> [SHORT PROBLEM]:
Gather each line of the entries below that includes "Сибирская".

> [RECORDS SHOWN]:

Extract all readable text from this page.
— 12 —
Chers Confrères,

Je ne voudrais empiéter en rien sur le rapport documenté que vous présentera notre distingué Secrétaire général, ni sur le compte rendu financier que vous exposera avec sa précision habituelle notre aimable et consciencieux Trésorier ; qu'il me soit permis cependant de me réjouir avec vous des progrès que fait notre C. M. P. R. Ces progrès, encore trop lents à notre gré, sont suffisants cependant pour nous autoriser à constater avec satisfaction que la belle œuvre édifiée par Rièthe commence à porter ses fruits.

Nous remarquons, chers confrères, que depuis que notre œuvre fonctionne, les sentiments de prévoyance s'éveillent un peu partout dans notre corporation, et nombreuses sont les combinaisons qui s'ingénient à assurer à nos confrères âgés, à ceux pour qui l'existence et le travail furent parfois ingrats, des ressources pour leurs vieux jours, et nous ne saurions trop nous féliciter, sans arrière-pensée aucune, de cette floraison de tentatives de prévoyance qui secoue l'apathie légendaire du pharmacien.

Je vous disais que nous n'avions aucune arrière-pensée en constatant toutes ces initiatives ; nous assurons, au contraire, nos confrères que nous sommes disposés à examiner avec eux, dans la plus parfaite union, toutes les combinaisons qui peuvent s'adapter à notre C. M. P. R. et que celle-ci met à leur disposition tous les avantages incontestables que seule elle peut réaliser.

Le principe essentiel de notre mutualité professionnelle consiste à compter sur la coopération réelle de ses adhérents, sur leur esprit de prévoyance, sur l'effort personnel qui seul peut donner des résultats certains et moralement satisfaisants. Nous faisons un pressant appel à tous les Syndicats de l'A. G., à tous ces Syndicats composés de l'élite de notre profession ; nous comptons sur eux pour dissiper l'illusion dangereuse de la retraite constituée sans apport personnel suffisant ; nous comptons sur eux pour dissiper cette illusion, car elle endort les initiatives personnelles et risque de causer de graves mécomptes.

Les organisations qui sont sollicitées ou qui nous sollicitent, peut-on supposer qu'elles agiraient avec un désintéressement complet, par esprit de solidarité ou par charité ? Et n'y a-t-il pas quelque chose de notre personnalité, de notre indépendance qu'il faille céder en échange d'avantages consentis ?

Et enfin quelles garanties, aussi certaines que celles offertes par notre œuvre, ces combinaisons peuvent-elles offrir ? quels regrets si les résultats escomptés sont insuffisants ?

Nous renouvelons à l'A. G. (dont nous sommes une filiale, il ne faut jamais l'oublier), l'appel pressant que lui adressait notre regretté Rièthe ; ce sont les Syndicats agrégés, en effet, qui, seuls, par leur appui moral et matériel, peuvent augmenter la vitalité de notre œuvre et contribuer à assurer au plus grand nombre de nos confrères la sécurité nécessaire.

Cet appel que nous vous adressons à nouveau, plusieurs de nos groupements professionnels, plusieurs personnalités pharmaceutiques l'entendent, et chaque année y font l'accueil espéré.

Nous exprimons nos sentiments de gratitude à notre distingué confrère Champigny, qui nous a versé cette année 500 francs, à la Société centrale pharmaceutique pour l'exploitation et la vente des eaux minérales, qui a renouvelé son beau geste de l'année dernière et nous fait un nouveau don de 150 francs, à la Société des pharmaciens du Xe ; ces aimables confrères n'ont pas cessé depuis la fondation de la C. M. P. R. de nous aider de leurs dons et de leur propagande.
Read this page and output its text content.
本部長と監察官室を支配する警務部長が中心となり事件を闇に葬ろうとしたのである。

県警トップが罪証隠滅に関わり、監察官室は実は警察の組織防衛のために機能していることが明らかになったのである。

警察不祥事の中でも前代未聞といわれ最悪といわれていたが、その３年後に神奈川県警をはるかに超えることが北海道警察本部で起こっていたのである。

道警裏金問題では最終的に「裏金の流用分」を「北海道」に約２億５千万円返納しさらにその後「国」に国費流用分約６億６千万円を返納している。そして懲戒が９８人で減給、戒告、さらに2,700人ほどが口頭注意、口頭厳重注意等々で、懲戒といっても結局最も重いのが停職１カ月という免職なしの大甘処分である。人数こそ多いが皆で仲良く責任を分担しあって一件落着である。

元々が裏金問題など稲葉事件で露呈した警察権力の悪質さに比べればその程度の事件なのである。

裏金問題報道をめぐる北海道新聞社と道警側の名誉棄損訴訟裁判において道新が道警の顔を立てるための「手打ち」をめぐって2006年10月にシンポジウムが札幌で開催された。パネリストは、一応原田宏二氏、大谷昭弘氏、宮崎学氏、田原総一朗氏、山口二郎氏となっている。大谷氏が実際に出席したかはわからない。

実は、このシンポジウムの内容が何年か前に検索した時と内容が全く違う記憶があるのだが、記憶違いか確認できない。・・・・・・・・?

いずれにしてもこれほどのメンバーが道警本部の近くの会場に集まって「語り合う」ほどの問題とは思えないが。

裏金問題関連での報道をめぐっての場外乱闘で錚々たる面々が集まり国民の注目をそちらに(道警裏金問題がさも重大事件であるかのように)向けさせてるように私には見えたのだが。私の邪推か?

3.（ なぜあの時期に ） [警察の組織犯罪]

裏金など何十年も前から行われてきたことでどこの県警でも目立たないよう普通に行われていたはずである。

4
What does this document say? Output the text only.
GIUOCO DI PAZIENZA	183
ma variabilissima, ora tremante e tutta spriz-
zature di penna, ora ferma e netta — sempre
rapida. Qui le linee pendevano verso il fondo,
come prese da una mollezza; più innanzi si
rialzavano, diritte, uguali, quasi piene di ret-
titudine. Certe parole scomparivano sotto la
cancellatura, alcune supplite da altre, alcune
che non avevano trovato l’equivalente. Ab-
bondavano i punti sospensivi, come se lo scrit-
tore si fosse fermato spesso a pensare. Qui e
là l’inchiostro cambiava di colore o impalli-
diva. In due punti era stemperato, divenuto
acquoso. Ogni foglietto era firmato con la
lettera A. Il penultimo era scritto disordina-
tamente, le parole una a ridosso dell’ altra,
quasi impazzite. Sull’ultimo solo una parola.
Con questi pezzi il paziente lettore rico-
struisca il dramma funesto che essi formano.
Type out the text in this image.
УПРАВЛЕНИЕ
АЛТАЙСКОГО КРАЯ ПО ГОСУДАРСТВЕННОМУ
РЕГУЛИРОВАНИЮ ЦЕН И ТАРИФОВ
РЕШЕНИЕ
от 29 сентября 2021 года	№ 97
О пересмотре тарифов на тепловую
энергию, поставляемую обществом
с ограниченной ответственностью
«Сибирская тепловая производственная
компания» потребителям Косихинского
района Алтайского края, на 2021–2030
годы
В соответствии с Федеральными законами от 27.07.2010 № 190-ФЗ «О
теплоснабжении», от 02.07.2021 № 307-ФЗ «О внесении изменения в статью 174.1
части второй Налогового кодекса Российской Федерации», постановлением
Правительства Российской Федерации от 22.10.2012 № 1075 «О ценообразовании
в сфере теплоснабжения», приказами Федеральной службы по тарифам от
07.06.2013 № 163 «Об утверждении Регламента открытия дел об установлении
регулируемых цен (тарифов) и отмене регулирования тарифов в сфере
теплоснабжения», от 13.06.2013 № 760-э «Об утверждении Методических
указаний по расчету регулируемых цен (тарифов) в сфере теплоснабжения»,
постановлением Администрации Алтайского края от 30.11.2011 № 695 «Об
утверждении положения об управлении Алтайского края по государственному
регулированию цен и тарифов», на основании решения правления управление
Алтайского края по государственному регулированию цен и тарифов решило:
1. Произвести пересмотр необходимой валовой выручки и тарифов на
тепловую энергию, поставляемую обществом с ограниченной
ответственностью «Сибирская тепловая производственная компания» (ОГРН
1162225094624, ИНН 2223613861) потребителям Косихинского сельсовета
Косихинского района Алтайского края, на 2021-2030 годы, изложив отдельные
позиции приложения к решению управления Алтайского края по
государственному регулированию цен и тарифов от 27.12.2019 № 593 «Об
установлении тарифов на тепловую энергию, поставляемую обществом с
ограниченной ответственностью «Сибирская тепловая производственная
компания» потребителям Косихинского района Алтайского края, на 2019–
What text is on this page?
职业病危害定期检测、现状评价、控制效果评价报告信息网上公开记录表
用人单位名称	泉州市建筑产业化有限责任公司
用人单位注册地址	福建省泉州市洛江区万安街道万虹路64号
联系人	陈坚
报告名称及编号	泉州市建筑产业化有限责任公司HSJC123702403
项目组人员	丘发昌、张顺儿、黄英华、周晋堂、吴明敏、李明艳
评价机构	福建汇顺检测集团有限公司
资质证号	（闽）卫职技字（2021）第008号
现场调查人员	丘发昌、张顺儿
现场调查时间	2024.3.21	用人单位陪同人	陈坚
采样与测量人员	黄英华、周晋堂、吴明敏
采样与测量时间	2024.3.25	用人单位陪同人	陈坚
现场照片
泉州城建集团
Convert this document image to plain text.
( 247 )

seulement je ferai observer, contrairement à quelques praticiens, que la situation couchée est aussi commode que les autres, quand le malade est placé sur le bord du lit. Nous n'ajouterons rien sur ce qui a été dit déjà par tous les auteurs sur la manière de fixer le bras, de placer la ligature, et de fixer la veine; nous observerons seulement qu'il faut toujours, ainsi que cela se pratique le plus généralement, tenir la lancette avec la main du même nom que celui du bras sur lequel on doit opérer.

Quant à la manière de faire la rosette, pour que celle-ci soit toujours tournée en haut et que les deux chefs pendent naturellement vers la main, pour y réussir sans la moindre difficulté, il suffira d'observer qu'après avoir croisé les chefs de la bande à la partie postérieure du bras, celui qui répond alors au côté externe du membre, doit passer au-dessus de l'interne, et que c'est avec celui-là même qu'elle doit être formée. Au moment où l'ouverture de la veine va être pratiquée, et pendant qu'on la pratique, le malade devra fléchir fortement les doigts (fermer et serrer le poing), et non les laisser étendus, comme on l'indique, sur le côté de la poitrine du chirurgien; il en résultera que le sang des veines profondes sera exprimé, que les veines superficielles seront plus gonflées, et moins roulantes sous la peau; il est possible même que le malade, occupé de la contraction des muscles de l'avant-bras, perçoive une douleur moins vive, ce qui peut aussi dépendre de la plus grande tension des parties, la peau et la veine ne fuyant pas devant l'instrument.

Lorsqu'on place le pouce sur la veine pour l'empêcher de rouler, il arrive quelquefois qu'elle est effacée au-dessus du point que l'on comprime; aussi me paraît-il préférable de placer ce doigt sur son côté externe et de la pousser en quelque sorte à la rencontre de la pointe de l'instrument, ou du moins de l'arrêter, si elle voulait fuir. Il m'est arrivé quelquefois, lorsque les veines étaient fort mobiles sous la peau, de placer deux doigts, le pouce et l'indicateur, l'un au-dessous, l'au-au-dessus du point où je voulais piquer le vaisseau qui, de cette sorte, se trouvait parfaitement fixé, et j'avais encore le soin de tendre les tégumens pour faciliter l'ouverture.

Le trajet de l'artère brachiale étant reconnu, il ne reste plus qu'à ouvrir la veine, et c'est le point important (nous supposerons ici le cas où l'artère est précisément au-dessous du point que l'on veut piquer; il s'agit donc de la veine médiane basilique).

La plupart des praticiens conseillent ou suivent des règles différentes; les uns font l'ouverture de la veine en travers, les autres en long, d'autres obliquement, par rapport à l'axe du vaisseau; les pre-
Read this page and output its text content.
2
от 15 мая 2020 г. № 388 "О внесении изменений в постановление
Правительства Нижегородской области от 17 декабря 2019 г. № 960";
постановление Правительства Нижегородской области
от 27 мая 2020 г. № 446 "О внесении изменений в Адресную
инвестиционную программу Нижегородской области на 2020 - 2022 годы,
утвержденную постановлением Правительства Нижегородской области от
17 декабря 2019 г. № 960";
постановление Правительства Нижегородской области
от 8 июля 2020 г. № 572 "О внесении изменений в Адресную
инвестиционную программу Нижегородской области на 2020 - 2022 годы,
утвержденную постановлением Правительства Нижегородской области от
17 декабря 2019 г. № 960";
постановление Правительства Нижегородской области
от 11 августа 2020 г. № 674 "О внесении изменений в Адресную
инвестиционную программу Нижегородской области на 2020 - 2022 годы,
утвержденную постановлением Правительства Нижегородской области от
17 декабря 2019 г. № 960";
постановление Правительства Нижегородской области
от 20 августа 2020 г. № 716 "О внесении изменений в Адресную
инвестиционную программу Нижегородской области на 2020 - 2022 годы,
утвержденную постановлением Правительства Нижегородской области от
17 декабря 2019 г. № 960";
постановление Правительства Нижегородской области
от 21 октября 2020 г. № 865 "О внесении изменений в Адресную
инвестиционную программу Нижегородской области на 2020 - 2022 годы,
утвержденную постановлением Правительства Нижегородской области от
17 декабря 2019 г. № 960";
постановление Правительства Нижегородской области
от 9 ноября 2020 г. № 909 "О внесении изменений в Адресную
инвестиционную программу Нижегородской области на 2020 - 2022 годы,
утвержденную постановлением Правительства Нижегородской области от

> [SOLUTION TO THIS PROBLEM]:
«Сибирская тепловая производственная
ответственностью «Сибирская тепловая производственная компания» (ОГРН
ограниченной ответственностью «Сибирская тепловая производственная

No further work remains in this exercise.